Listed entries:
>>>>

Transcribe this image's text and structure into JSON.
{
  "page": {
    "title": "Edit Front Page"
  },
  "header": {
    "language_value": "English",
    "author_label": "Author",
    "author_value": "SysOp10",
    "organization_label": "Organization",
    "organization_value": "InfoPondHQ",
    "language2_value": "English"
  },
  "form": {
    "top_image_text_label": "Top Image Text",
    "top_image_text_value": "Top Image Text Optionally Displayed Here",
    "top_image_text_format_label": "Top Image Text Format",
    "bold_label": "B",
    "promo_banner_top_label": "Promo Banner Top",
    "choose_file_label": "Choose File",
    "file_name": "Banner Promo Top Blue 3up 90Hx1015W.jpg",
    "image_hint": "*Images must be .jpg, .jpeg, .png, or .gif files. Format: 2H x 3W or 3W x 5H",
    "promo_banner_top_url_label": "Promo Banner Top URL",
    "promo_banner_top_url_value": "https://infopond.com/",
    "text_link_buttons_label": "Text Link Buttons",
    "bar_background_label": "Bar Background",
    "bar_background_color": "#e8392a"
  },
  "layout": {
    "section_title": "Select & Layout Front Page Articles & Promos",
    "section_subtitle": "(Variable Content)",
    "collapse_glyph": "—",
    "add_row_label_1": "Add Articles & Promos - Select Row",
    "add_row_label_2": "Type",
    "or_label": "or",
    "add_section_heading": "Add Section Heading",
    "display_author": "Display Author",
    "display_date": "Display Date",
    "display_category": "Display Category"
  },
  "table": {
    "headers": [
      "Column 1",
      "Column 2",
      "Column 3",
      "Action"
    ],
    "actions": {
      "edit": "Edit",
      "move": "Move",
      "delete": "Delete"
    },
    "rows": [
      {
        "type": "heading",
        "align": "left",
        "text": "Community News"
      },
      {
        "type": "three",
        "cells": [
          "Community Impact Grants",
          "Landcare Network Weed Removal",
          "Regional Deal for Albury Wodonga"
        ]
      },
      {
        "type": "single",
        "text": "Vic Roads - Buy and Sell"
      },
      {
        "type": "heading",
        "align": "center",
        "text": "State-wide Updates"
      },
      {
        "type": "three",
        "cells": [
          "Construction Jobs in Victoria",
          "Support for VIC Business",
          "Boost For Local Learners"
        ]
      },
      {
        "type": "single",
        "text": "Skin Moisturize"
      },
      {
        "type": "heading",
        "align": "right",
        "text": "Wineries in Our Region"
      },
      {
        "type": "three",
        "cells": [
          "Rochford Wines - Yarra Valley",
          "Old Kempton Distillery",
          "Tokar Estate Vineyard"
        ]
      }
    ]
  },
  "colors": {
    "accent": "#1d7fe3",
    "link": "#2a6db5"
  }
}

<<<<

Short task:
Repeat every entry word for word.

Response for this exercise:
Transcribe this image's text and structure into JSON.
{
  "page": {
    "title": "Edit Front Page"
  },
  "header": {
    "language_value": "English",
    "author_label": "Author",
    "author_value": "SysOp10",
    "organization_label": "Organization",
    "organization_value": "InfoPondHQ",
    "language2_value": "English"
  },
  "form": {
    "top_image_text_label": "Top Image Text",
    "top_image_text_value": "Top Image Text Optionally Displayed Here",
    "top_image_text_format_label": "Top Image Text Format",
    "bold_label": "B",
    "promo_banner_top_label": "Promo Banner Top",
    "choose_file_label": "Choose File",
    "file_name": "Banner Promo Top Blue 3up 90Hx1015W.jpg",
    "image_hint": "*Images must be .jpg, .jpeg, .png, or .gif files. Format: 2H x 3W or 3W x 5H",
    "promo_banner_top_url_label": "Promo Banner Top URL",
    "promo_banner_top_url_value": "https://infopond.com/",
    "text_link_buttons_label": "Text Link Buttons",
    "bar_background_label": "Bar Background",
    "bar_background_color": "#e8392a"
  },
  "layout": {
    "section_title": "Select & Layout Front Page Articles & Promos",
    "section_subtitle": "(Variable Content)",
    "collapse_glyph": "—",
    "add_row_label_1": "Add Articles & Promos - Select Row",
    "add_row_label_2": "Type",
    "or_label": "or",
    "add_section_heading": "Add Section Heading",
    "display_author": "Display Author",
    "display_date": "Display Date",
    "display_category": "Display Category"
  },
  "table": {
    "headers": [
      "Column 1",
      "Column 2",
      "Column 3",
      "Action"
    ],
    "actions": {
      "edit": "Edit",
      "move": "Move",
      "delete": "Delete"
    },
    "rows": [
      {
        "type": "heading",
        "align": "left",
        "text": "Community News"
      },
      {
        "type": "three",
        "cells": [
          "Community Impact Grants",
          "Landcare Network Weed Removal",
          "Regional Deal for Albury Wodonga"
        ]
      },
      {
        "type": "single",
        "text": "Vic Roads - Buy and Sell"
      },
      {
        "type": "heading",
        "align": "center",
        "text": "State-wide Updates"
      },
      {
        "type": "three",
        "cells": [
          "Construction Jobs in Victoria",
          "Support for VIC Business",
          "Boost For Local Learners"
        ]
      },
      {
        "type": "single",
        "text": "Skin Moisturize"
      },
      {
        "type": "heading",
        "align": "right",
        "text": "Wineries in Our Region"
      },
      {
        "type": "three",
        "cells": [
          "Rochford Wines - Yarra Valley",
          "Old Kempton Distillery",
          "Tokar Estate Vineyard"
        ]
      }
    ]
  },
  "colors": {
    "accent": "#1d7fe3",
    "link": "#2a6db5"
  }
}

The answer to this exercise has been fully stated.